Dataset entries:
============

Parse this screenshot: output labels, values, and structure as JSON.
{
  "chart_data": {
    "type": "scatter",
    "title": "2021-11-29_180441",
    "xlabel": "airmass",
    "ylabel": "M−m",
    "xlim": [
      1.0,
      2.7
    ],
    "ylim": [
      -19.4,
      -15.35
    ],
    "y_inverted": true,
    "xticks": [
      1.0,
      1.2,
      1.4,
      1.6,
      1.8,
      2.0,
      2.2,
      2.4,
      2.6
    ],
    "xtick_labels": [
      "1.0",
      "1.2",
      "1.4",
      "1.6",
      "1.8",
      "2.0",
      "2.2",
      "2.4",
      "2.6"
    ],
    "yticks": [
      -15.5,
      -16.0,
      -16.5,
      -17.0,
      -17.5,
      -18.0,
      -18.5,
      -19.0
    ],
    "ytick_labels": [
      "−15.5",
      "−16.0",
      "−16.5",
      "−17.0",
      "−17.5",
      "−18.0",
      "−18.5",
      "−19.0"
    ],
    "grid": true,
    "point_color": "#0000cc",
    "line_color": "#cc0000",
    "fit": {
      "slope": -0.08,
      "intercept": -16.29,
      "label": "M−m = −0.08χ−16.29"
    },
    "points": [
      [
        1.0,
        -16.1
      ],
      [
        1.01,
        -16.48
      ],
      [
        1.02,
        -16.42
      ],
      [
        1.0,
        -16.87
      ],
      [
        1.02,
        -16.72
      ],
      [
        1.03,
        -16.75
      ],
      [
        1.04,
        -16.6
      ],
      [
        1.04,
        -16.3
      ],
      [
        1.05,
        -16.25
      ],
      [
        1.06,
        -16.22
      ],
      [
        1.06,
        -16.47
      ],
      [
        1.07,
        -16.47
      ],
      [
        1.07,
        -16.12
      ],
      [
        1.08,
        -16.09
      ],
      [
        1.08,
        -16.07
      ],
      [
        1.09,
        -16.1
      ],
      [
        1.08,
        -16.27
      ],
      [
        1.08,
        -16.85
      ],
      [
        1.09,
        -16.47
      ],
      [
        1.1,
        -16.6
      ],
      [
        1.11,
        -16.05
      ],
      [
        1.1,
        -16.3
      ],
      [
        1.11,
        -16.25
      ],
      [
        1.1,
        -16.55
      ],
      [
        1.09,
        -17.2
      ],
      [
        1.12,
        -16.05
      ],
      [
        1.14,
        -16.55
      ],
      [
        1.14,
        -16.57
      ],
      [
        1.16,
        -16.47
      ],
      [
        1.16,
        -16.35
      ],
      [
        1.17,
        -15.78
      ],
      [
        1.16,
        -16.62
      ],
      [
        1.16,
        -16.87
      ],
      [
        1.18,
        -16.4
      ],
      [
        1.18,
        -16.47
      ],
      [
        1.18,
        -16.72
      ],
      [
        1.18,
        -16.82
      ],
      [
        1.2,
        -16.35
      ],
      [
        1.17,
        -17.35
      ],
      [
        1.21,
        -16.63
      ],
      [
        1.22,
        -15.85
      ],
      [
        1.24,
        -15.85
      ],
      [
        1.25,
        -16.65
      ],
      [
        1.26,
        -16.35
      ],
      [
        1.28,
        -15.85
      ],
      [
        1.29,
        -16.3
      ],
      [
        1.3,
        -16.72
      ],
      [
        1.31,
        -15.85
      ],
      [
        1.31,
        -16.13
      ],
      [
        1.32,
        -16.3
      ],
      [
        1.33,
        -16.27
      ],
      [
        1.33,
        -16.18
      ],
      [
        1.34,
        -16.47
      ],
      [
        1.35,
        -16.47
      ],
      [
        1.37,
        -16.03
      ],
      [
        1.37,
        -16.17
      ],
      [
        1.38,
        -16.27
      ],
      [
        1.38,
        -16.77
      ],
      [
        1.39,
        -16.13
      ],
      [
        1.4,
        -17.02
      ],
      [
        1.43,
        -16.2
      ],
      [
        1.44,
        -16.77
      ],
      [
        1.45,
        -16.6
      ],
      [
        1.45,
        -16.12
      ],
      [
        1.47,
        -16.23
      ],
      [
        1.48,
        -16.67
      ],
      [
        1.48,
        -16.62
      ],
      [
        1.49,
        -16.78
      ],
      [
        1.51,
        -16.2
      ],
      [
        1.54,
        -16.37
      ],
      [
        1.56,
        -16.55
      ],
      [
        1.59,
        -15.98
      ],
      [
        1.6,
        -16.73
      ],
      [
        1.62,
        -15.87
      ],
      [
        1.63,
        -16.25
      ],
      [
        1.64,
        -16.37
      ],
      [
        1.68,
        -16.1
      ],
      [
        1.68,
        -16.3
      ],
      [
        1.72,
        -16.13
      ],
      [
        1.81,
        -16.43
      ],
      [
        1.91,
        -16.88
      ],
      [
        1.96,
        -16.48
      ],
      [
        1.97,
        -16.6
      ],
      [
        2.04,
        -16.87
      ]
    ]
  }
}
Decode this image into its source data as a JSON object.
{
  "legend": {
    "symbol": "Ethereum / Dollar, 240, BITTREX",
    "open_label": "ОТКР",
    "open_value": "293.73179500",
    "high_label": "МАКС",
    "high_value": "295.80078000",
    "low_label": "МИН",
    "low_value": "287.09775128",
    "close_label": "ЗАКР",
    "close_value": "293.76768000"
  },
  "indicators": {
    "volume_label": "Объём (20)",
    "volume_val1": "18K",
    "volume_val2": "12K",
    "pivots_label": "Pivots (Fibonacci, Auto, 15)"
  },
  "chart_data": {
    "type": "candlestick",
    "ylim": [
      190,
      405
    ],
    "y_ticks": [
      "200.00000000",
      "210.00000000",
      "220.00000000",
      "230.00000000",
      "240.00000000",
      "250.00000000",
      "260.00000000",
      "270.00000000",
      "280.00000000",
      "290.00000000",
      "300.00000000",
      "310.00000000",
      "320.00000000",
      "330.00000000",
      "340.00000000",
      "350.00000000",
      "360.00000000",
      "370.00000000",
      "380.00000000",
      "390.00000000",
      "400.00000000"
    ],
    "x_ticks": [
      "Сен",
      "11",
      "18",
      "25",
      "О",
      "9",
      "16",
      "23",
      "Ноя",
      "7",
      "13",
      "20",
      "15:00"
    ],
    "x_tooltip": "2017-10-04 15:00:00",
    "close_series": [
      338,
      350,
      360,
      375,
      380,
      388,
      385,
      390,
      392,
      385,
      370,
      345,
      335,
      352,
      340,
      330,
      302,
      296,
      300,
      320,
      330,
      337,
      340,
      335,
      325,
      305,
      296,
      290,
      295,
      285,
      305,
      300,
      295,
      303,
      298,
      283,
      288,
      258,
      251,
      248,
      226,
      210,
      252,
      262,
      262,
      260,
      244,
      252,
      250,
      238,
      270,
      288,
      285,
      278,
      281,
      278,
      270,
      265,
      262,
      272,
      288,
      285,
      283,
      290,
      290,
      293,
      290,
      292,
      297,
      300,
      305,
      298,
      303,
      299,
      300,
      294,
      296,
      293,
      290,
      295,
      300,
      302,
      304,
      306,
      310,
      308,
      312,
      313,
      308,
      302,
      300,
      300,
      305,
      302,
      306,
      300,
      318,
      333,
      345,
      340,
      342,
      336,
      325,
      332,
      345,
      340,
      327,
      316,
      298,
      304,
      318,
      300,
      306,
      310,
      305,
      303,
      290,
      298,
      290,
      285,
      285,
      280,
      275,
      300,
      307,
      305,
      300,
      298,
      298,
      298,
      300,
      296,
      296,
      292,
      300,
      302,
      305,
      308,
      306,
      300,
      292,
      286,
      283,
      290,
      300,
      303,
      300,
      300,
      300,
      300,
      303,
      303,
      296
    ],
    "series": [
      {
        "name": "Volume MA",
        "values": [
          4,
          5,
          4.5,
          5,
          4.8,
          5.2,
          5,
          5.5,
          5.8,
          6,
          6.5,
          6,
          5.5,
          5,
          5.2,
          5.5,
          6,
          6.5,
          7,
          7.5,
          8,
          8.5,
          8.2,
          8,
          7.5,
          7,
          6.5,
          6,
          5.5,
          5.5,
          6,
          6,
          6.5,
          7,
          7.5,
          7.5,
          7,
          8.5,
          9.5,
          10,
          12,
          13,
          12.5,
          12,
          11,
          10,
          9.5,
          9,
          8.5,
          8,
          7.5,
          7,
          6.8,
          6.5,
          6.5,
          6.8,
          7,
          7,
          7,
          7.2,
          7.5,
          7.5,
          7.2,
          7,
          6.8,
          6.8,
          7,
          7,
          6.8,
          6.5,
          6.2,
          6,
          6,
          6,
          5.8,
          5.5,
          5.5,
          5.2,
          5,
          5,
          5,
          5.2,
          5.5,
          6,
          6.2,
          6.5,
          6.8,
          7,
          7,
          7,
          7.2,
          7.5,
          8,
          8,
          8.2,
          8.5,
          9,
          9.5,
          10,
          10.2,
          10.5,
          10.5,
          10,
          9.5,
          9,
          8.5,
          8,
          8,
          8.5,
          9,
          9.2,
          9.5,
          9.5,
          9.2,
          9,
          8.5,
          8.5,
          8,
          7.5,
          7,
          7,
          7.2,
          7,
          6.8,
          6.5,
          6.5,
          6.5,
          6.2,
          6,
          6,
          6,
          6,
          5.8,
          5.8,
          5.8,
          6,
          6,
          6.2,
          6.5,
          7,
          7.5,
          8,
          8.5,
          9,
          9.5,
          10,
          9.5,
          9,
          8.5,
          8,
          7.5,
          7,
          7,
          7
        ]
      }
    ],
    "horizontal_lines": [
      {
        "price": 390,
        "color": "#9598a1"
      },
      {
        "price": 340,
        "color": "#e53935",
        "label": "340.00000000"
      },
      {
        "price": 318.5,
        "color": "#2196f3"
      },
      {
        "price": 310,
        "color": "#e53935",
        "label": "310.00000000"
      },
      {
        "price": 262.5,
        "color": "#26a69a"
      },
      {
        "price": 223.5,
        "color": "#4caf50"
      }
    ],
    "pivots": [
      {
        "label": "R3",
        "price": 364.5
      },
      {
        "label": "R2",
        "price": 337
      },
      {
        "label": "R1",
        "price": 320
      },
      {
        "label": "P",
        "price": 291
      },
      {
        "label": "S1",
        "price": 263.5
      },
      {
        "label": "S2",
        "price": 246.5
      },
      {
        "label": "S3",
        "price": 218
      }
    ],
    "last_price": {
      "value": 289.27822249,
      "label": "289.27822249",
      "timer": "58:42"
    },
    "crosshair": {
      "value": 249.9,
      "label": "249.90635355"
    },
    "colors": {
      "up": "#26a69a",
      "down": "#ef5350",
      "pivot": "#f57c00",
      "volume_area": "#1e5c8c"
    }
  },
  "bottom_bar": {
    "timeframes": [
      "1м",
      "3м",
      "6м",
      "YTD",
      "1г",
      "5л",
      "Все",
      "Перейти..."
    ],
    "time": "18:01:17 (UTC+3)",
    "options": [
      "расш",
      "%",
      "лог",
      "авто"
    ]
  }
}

============

What is required: Which lines include the word "this"? Copy every one of them.

Response:
Parse this screenshot: output labels, values, and structure as JSON.
Decode this image into its source data as a JSON object.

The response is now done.